#### TESTO
Ottiene il permesso di riprendere con sé Euridice, ma non deve voltarsi, perché se guarda indietro verso ciò che egli è stato e verso ciò che non può accogliere in sé, la visione lo devasterebbe interiormente, o per lo meno gli arrecherebbe danno.

Apollo che diventa Orfeo rappresenta di nuovo una sorta di discesa di un Bodhisattva  …che diventa un Buddha.  …Il Bodhisattva, esteriormente presentato con il nome di Apollo, sperimenta qualcosa di individuale; egli doveva, infatti, preparare proprio l’individualità, la proprietà di essere un Io. Egli sperimenta la tragicità dell’Io, sperimentando che l’Io non è del tutto presente a se stesso come, appunto, lo sono gli uomini rispetto a questa facoltà umana. L’uomo tende verso l’alto, verso l’Io superiore. Questa tendenza è prefigurata da Orfeo».

 

La dottrina teogonica e cosmogonica dell’Orfismo

 

Secondo la dottrina cosmogonica dell’Orfismo, il principio originario è Chronos, che genera l’Etere, attorno al quale sta una grande voragine. Nell’Etere, Chronos genera un uovo splendente, dal quale nasce Fanes (in greco Phanes, “luce”), un essere androginico, che crea il cielo, la terra e la Notte, sua sposa, che gli dona due figli, Urano e Gea, dai quali nasceranno gli dèi.

#### DATI FORNITI
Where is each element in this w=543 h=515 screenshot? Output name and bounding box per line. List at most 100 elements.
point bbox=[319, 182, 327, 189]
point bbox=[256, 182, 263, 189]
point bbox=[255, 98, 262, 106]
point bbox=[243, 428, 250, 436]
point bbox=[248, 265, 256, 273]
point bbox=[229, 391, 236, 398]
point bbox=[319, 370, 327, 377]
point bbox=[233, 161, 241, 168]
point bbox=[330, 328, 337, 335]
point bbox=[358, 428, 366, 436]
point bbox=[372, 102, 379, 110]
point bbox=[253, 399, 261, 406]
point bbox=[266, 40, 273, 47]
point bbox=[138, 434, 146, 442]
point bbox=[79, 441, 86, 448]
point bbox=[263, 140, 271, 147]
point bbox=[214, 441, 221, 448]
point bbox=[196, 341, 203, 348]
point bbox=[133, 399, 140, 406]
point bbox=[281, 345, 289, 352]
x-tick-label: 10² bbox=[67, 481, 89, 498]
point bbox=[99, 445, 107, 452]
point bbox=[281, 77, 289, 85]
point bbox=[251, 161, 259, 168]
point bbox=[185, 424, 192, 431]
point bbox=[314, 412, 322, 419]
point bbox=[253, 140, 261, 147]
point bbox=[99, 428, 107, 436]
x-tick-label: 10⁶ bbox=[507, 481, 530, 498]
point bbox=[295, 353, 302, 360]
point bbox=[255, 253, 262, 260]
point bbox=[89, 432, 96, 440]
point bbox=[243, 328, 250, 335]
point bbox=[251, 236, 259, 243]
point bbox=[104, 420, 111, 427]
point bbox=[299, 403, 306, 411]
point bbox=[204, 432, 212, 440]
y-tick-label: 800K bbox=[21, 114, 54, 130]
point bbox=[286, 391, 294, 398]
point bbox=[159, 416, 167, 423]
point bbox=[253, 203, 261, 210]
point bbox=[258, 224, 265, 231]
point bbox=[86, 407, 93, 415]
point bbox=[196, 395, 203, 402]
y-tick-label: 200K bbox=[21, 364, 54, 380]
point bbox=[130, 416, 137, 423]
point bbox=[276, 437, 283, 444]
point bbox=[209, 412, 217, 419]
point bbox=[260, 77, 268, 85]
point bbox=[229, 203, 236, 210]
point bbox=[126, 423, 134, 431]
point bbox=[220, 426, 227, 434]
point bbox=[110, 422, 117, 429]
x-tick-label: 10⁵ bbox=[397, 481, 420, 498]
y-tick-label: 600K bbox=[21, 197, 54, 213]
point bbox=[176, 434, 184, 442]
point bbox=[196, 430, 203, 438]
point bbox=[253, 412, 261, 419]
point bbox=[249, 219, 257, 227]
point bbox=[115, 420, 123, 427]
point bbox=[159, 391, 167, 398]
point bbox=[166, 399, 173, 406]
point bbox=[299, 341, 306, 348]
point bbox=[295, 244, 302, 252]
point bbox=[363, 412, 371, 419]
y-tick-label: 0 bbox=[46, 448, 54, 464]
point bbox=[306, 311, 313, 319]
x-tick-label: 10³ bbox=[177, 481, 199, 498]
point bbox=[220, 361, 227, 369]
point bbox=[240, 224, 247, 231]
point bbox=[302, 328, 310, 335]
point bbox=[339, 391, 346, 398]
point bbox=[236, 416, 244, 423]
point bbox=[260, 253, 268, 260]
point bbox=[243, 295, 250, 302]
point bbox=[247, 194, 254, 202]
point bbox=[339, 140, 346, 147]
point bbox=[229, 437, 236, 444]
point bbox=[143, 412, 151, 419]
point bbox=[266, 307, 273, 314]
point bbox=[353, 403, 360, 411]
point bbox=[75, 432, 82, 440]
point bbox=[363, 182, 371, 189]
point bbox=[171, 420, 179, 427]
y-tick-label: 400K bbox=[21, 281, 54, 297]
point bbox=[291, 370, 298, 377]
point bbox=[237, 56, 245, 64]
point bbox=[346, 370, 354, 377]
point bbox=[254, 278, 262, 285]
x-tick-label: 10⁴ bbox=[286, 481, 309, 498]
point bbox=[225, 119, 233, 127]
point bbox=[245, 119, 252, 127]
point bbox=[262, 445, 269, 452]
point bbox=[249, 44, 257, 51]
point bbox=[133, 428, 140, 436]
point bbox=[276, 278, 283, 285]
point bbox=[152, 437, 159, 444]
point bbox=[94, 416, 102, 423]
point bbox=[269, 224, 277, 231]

#### LAVORO RICHIESTO
1/ Nel testo sull'Orfismo, chi nasce dall'uovo splendente che Chronos genera nell'Etere?
2/ Scrivi il seguito del testo sull'Orfismo, partendo subito dopo la sua ultima frase.

#### RISPOSTE FORNITE
1/ Fanes, un essere androginico.

2/
In molti luoghi Orfeo definisce Fanes “l’unigenito figlio di Dio”, perché, eterno e invisibile, pervade tutto con la sua luce.

Fanes viene anche chiamato Protogonos (“il primo nato”) ed Erikepalos (“donatore di vita”).

 

L’escatologia e la morale

 

L’uomo, nella concezione orfica, è composto da una parte celeste, l’anima, che è immortale, ma anche da un corpo, che gli Orfici considerano una prigione, come av­viene nel Pitagorismo.

Egli, dunque, deve attendere la liberazione da questa prigione, in modo da vivere dopo la morte nei campi fioriti dei Beati – assimilabili ai Campi Elisi – dove si nutrirà di nettare e di ambrosia, il cibo e la bevanda degli dèi, e potrà godere di uno stato di celeste ebbrezza e di beatitudine.

Per conseguire tale premio, tuttavia, l’orfico deve adempiere a una certa condotta morale quotidiana, fondata sull’osservanza di numerose e precise prescrizioni.

L’adepto doveva astenersi da ogni azione empia e impura e agire sempre con rettitudine, senza trasgredire i princípi fondamentali della morale antica, quale era per esempio il precetto del “non uccidere”.

Per questa ragione erano vegetariani e non indossavano neppure vesti di lana, che dagli animali pro­venivano, perché credendo, come i Pitagorici, nella trasmigrazione delle anime, pensavano che avrebbero potuto uccidere o tosare un antico essere umano, trasmigrato nell’animale. La trasmigrazione era necessaria per gli Orfici, perché la perfetta purificazione non poteva essere compiuta nell’arco di una sola vita, ma di diverse esistenze.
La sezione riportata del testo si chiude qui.